Objective ->
Pick out every line in the records below that contains the word "people", matching its case exactly, and copy each of those lines.

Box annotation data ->
╭──

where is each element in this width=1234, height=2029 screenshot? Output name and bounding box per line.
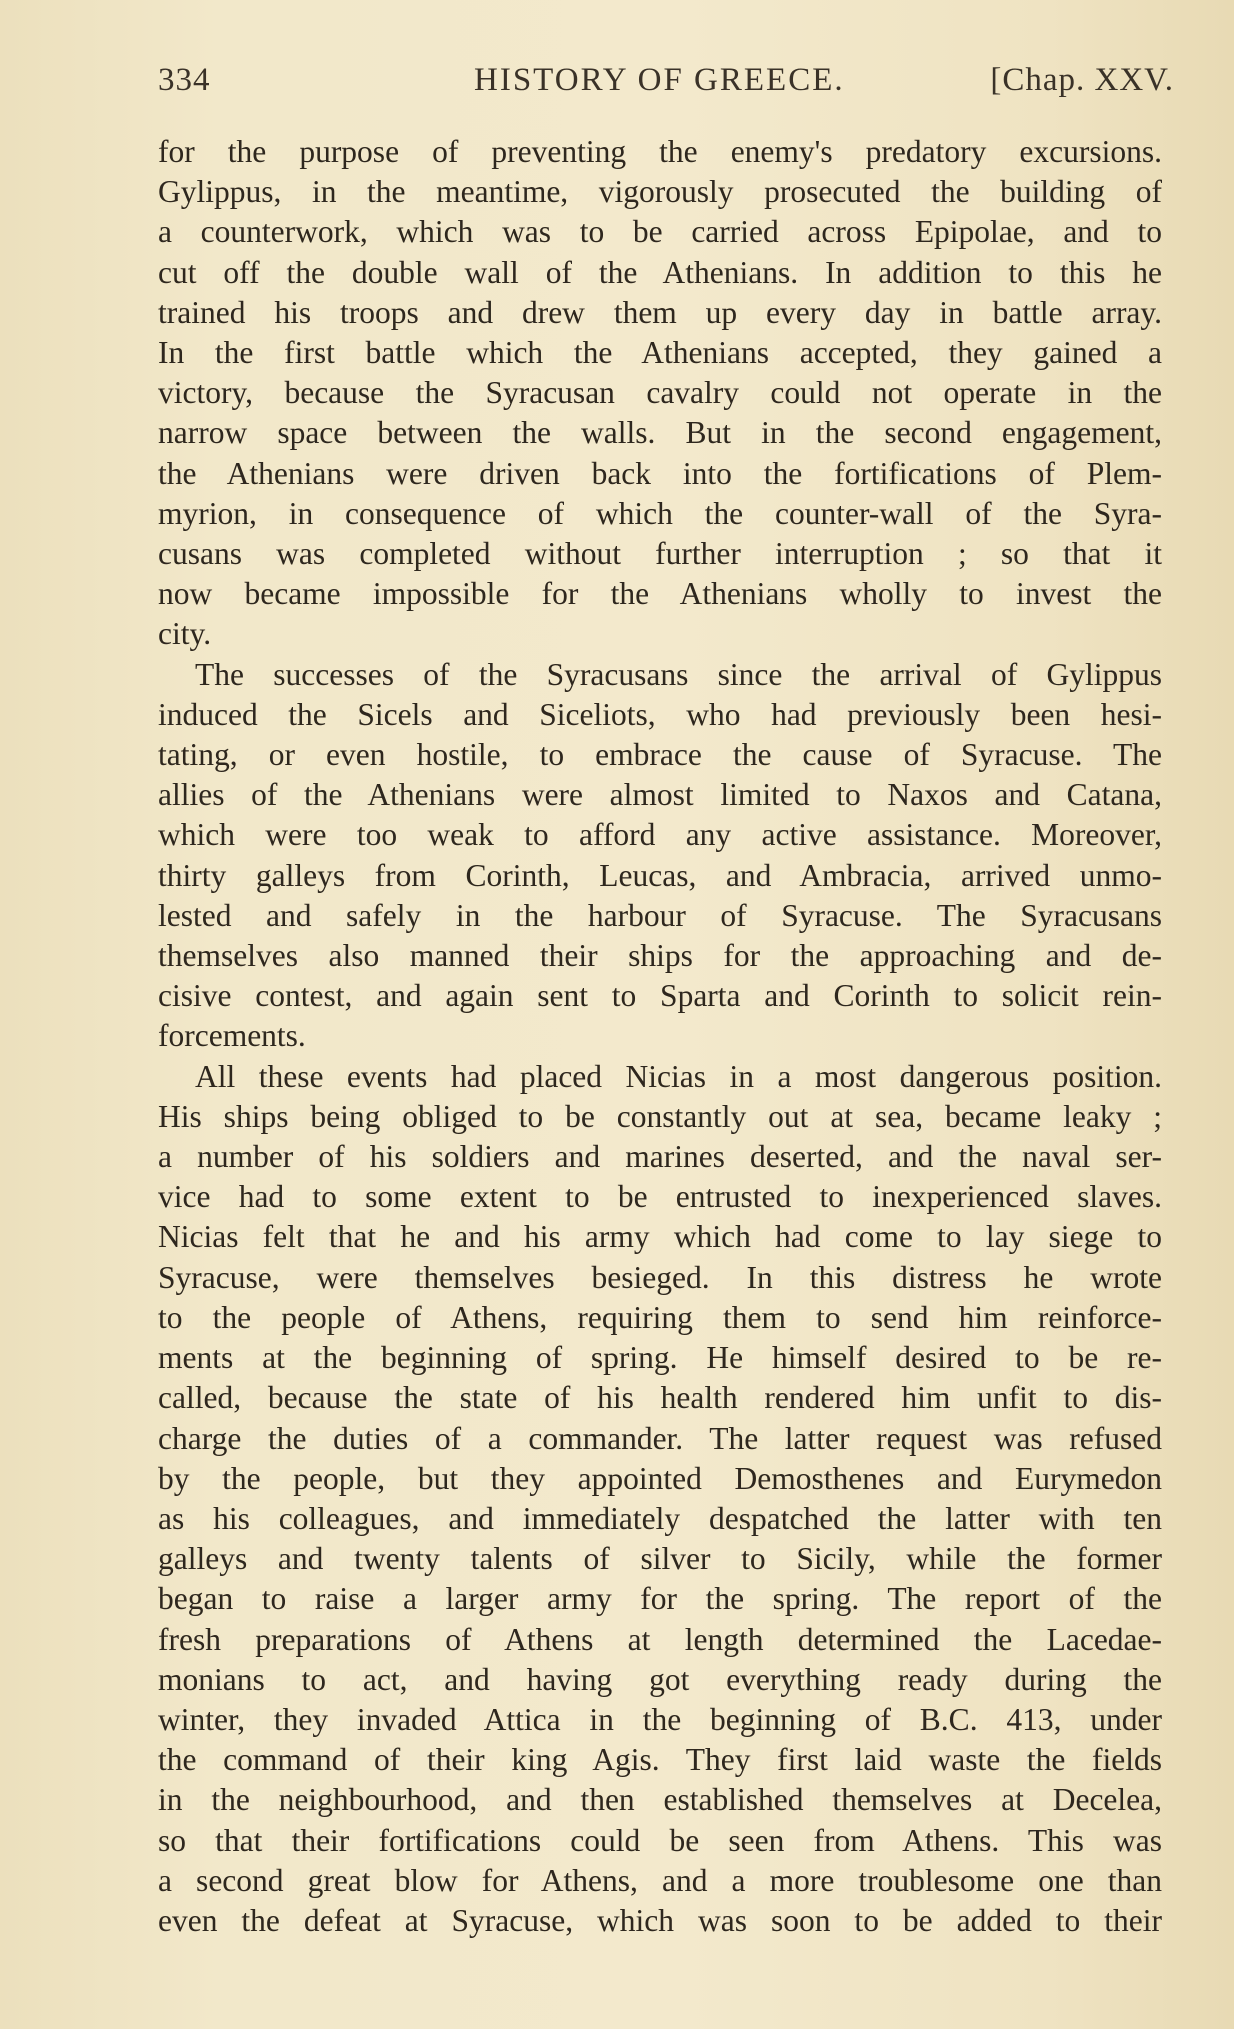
text-line: cut off the double wall of the Athenians. In addition to this he <box>158 254 1162 290</box>
text-line: city. <box>158 616 212 652</box>
body-text <box>158 132 1162 1941</box>
text-line: All these events had placed Nicias in a most dangerous position. <box>195 1058 1162 1094</box>
text-line: The successes of the Syracusans since the arrival of Gylippus <box>195 656 1162 692</box>
text-line: induced the Sicels and Siceliots, who had previously been hesi- <box>158 696 1162 732</box>
text-line: the command of their king Agis. They first laid waste the fields <box>158 1742 1162 1778</box>
text-line: Nicias felt that he and his army which had come to lay siege to <box>158 1219 1162 1255</box>
text-line: Gylippus, in the meantime, vigorously prosecuted the building of <box>158 174 1162 210</box>
text-line: lested and safely in the harbour of Syracuse. The Syracusans <box>158 897 1162 933</box>
text-line: forcements. <box>158 1018 306 1054</box>
running-title: HISTORY OF GREECE. <box>474 62 845 98</box>
text-line: fresh preparations of Athens at length determined the Lacedae- <box>158 1621 1162 1657</box>
text-line: Syracuse, were themselves besieged. In this distress he wrote <box>158 1259 1162 1295</box>
text-line: in the neighbourhood, and then established themselves at Decelea, <box>158 1782 1162 1818</box>
text-line: narrow space between the walls. But in the second engagement, <box>158 415 1162 451</box>
text-line: In the first battle which the Athenians accepted, they gained a <box>158 335 1162 371</box>
text-line: which were too weak to afford any active assistance. Moreover, <box>158 817 1162 853</box>
text-line: now became impossible for the Athenians wholly to invest the <box>158 576 1162 612</box>
text-line: to the people of Athens, requiring them to send him reinforce- <box>158 1299 1162 1335</box>
text-line: galleys and twenty talents of silver to Sicily, while the former <box>158 1541 1162 1577</box>
chapter-reference: [Chap. XXV. <box>990 62 1174 98</box>
text-line: for the purpose of preventing the enemy's predatory excursions. <box>158 134 1162 169</box>
text-line: victory, because the Syracusan cavalry could not operate in the <box>158 375 1162 411</box>
text-line: so that their fortifications could be seen from Athens. This was <box>158 1822 1162 1858</box>
text-line: winter, they invaded Attica in the beginning of B.C. 413, under <box>158 1701 1162 1737</box>
text-line: trained his troops and drew them up every day in battle array. <box>158 294 1162 330</box>
text-line: even the defeat at Syracuse, which was soon to be added to their <box>158 1902 1162 1938</box>
text-line: His ships being obliged to be constantly out at sea, became leaky ; <box>158 1098 1162 1134</box>
page-header <box>158 62 1174 102</box>
text-line: thirty galleys from Corinth, Leucas, and Ambracia, arrived unmo- <box>158 857 1162 893</box>
text-line: by the people, but they appointed Demosthenes and Eurymedon <box>158 1460 1162 1496</box>
text-line: ments at the beginning of spring. He himself desired to be re- <box>158 1340 1162 1376</box>
text-line: monians to act, and having got everything ready during the <box>158 1661 1162 1697</box>
text-line: cisive contest, and again sent to Sparta and Corinth to solicit rein- <box>158 978 1162 1014</box>
text-line: themselves also manned their ships for the approaching and de- <box>158 938 1162 974</box>
text-line: a counterwork, which was to be carried across Epipolae, and to <box>158 214 1162 250</box>
text-line: began to raise a larger army for the spring. The report of the <box>158 1581 1162 1617</box>
text-line: charge the duties of a commander. The latter request was refused <box>158 1420 1162 1456</box>
text-line: cusans was completed without further interruption ; so that it <box>158 536 1162 572</box>
text-line: the Athenians were driven back into the fortifications of Plem- <box>158 455 1162 491</box>
text-line: allies of the Athenians were almost limited to Naxos and Catana, <box>158 777 1162 813</box>
text-line: called, because the state of his health rendered him unfit to dis- <box>158 1380 1162 1416</box>
text-line: myrion, in consequence of which the counter-wall of the Syra- <box>158 495 1162 531</box>
text-line: a number of his soldiers and marines deserted, and the naval ser- <box>158 1139 1162 1175</box>
text-line: tating, or even hostile, to embrace the cause of Syracuse. The <box>158 737 1162 773</box>
text-line: a second great blow for Athens, and a more troublesome one than <box>158 1862 1162 1898</box>
page-number: 334 <box>158 62 211 98</box>
text-line: vice had to some extent to be entrusted to inexperienced slaves. <box>158 1179 1162 1215</box>
text-line: as his colleagues, and immediately despatched the latter with ten <box>158 1500 1162 1536</box>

╰──

Task output ->
text-line: to the people of Athens, requiring them to send him reinforce- <box>158 1299 1162 1335</box>
text-line: by the people, but they appointed Demosthenes and Eurymedon <box>158 1460 1162 1496</box>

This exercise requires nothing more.